Exercise directions
Select the lines of the records containing the word "JSON" and list them.

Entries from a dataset
/---

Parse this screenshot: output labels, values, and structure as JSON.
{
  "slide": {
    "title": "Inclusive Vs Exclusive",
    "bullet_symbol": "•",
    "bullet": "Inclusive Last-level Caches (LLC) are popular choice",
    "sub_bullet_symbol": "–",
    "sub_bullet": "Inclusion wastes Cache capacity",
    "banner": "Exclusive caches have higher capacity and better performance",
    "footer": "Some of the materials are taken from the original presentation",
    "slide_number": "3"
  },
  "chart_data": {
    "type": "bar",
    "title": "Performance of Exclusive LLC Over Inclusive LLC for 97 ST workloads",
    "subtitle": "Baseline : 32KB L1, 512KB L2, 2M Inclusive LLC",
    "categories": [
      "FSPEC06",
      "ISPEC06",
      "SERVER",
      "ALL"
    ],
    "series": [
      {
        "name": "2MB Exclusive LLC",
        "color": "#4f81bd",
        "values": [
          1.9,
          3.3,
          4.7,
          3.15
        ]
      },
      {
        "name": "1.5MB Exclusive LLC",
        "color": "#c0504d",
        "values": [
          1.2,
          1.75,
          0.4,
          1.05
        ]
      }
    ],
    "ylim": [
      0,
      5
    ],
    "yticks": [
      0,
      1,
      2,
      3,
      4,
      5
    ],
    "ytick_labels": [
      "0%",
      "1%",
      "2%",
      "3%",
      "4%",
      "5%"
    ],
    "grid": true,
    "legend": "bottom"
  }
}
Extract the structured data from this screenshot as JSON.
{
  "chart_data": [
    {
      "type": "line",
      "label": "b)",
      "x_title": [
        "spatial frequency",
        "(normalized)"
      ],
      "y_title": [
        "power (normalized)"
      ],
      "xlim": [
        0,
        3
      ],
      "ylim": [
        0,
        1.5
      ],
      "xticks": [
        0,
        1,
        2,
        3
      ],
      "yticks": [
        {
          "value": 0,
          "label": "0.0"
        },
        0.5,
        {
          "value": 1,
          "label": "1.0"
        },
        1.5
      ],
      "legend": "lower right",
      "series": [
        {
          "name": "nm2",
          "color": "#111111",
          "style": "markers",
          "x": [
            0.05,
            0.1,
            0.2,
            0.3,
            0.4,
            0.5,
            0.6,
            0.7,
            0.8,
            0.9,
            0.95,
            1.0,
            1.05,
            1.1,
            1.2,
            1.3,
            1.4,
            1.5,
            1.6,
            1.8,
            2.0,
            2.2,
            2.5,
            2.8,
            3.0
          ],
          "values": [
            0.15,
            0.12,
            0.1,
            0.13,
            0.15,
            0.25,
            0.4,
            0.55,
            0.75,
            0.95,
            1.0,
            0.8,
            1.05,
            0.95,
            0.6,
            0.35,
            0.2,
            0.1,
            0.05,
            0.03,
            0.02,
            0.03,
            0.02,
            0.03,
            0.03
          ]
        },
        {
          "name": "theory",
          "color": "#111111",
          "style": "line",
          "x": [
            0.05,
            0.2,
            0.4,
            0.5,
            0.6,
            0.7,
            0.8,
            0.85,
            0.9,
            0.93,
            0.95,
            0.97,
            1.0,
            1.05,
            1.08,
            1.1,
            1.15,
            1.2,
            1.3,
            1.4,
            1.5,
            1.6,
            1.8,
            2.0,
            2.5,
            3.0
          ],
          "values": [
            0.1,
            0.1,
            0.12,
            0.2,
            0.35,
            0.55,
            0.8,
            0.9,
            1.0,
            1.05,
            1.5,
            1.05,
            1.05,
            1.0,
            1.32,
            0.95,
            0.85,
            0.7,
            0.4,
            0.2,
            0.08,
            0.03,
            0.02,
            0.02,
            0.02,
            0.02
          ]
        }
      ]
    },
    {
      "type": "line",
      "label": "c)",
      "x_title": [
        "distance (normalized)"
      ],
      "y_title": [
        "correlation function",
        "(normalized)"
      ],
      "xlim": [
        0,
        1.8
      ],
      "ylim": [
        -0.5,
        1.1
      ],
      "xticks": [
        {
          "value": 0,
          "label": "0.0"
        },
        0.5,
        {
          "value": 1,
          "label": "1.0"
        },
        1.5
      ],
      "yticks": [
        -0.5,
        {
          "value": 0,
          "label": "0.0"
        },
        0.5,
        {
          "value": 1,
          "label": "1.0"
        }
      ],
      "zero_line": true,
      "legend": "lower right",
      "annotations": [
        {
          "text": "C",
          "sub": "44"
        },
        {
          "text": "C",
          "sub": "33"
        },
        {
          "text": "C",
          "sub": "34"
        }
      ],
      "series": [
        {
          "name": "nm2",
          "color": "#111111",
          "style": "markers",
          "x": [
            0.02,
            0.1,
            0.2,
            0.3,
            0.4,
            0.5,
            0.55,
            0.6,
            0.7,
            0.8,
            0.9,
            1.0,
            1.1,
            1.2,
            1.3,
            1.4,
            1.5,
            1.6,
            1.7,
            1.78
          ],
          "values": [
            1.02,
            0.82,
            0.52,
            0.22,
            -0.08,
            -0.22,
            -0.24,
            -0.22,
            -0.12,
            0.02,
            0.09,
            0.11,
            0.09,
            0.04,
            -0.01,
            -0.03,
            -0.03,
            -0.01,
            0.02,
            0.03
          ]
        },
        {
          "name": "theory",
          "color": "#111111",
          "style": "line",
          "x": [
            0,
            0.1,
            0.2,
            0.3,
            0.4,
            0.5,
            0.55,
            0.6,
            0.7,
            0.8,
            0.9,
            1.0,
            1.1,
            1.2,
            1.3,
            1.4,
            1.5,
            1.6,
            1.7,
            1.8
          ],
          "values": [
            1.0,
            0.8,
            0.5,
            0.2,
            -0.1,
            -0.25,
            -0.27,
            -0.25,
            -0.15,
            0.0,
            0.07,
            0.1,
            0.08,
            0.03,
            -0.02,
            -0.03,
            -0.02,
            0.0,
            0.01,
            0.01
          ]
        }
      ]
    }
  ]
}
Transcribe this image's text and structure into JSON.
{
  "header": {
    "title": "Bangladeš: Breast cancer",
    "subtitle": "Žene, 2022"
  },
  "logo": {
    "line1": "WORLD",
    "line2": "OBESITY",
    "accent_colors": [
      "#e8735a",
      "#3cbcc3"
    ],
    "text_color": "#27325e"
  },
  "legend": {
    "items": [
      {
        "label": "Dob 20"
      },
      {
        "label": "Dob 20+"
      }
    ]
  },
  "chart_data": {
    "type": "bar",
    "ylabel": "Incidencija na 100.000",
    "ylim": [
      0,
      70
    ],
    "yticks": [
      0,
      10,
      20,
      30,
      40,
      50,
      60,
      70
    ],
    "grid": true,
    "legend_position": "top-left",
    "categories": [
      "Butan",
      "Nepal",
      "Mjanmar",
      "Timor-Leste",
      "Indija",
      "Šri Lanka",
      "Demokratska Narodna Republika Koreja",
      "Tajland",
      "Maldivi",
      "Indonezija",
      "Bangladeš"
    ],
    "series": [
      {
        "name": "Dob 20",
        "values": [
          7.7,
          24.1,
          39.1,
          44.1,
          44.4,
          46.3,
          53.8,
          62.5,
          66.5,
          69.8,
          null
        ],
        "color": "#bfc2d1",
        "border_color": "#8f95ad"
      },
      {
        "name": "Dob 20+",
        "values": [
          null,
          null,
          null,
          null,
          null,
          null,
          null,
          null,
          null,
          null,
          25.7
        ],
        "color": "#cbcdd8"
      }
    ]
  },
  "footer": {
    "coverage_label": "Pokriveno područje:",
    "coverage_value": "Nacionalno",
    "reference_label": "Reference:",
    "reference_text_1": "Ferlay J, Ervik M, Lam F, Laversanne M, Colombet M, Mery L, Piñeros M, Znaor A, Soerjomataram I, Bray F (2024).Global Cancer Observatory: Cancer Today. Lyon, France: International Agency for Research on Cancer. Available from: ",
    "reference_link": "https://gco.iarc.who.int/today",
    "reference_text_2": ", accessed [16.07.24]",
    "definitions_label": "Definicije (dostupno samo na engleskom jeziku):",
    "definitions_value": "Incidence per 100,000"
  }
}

\---

Task result
Parse this screenshot: output labels, values, and structure as JSON.
Extract the structured data from this screenshot as JSON.
Transcribe this image's text and structure into JSON.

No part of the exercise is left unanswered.